§ What you will do
Can you transcribe every line exactly and leave the pictures behind?
______________________________
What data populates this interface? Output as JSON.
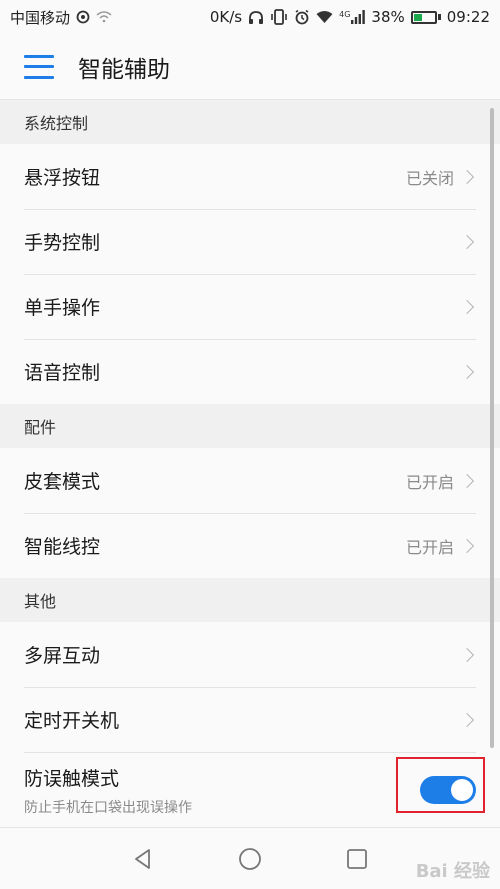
{
  "status_bar": {
    "carrier": "中国移动",
    "speed": "0K/s",
    "network": "4G",
    "battery": "38%",
    "battery_level": 0.38,
    "time": "09:22"
  },
  "header": {
    "title": "智能辅助"
  },
  "sections": [
    {
      "title": "系统控制"
    },
    {
      "title": "配件"
    },
    {
      "title": "其他"
    }
  ],
  "rows": {
    "floating_button": {
      "label": "悬浮按钮",
      "value": "已关闭"
    },
    "gesture_control": {
      "label": "手势控制"
    },
    "one_hand": {
      "label": "单手操作"
    },
    "voice_control": {
      "label": "语音控制"
    },
    "cover_mode": {
      "label": "皮套模式",
      "value": "已开启"
    },
    "smart_remote": {
      "label": "智能线控",
      "value": "已开启"
    },
    "multi_screen": {
      "label": "多屏互动"
    },
    "scheduled_power": {
      "label": "定时开关机"
    },
    "pocket_mode": {
      "label": "防误触模式",
      "sub": "防止手机在口袋出现误操作",
      "enabled": true
    }
  },
  "watermark": "Bai 经验",
  "colors": {
    "accent": "#1e7ee8",
    "highlight": "#e0232e",
    "battery": "#1aa84a"
  }
}
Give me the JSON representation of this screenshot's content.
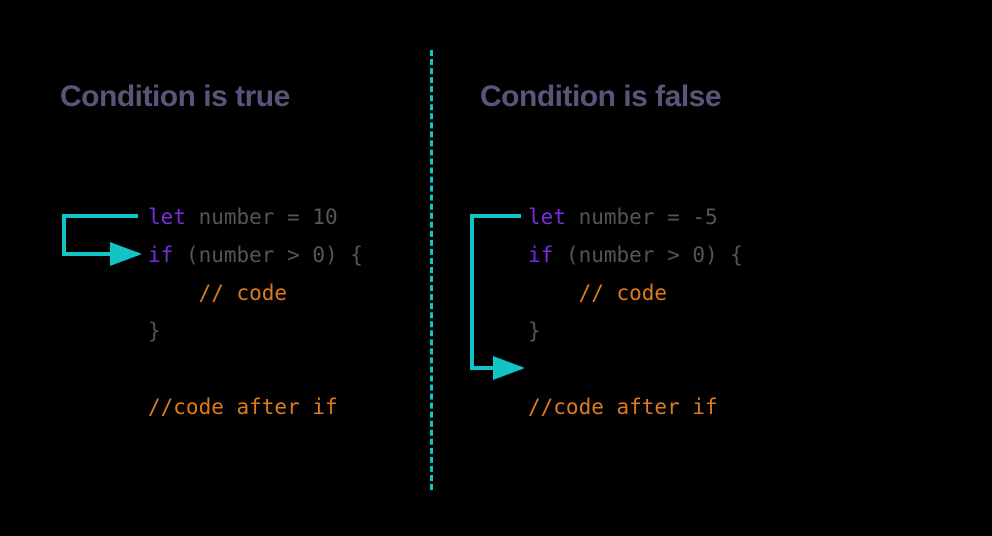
{
  "left": {
    "heading": "Condition is true",
    "code": {
      "l1_kw": "let",
      "l1_rest": " number = 10",
      "l2_kw": "if",
      "l2_rest": " (number > 0) {",
      "l3": "    // code",
      "l4": "}",
      "l5": "//code after if"
    }
  },
  "right": {
    "heading": "Condition is false",
    "code": {
      "l1_kw": "let",
      "l1_rest": " number = -5",
      "l2_kw": "if",
      "l2_rest": " (number > 0) {",
      "l3": "    // code",
      "l4": "}",
      "l5": "//code after if"
    }
  },
  "colors": {
    "arrow": "#12c4c4",
    "keyword": "#7a2be2",
    "text": "#555",
    "comment": "#dd7a1a",
    "heading": "#56567a"
  }
}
______________________________
§ Response to the exercise
What data populates this interface? Output as JSON.
{
  "status_bar": {
    "carrier": "中国移动",
    "speed": "0K/s",
    "network": "4G",
    "battery": "38%",
    "battery_level": 0.38,
    "time": "09:22"
  },
  "header": {
    "title": "智能辅助"
  },
  "sections": [
    {
      "title": "系统控制"
    },
    {
      "title": "配件"
    },
    {
      "title": "其他"
    }
  ],
  "rows": {
    "floating_button": {
      "label": "悬浮按钮",
      "value": "已关闭"
    },
    "gesture_control": {
      "label": "手势控制"
    },
    "one_hand": {
      "label": "单手操作"
    },
    "voice_control": {
      "label": "语音控制"
    },
    "cover_mode": {
      "label": "皮套模式",
      "value": "已开启"
    },
    "smart_remote": {
      "label": "智能线控",
      "value": "已开启"
    },
    "multi_screen": {
      "label": "多屏互动"
    },
    "scheduled_power": {
      "label": "定时开关机"
    },
    "pocket_mode": {
      "label": "防误触模式",
      "sub": "防止手机在口袋出现误操作",
      "enabled": true
    }
  },
  "watermark": "Bai 经验",
  "colors": {
    "accent": "#1e7ee8",
    "highlight": "#e0232e",
    "battery": "#1aa84a"
  }
}
Give me the JSON representation of this screenshot's content.
{
  "left": {
    "heading": "Condition is true",
    "code": {
      "l1_kw": "let",
      "l1_rest": " number = 10",
      "l2_kw": "if",
      "l2_rest": " (number > 0) {",
      "l3": "    // code",
      "l4": "}",
      "l5": "//code after if"
    }
  },
  "right": {
    "heading": "Condition is false",
    "code": {
      "l1_kw": "let",
      "l1_rest": " number = -5",
      "l2_kw": "if",
      "l2_rest": " (number > 0) {",
      "l3": "    // code",
      "l4": "}",
      "l5": "//code after if"
    }
  },
  "colors": {
    "arrow": "#12c4c4",
    "keyword": "#7a2be2",
    "text": "#555",
    "comment": "#dd7a1a",
    "heading": "#56567a"
  }
}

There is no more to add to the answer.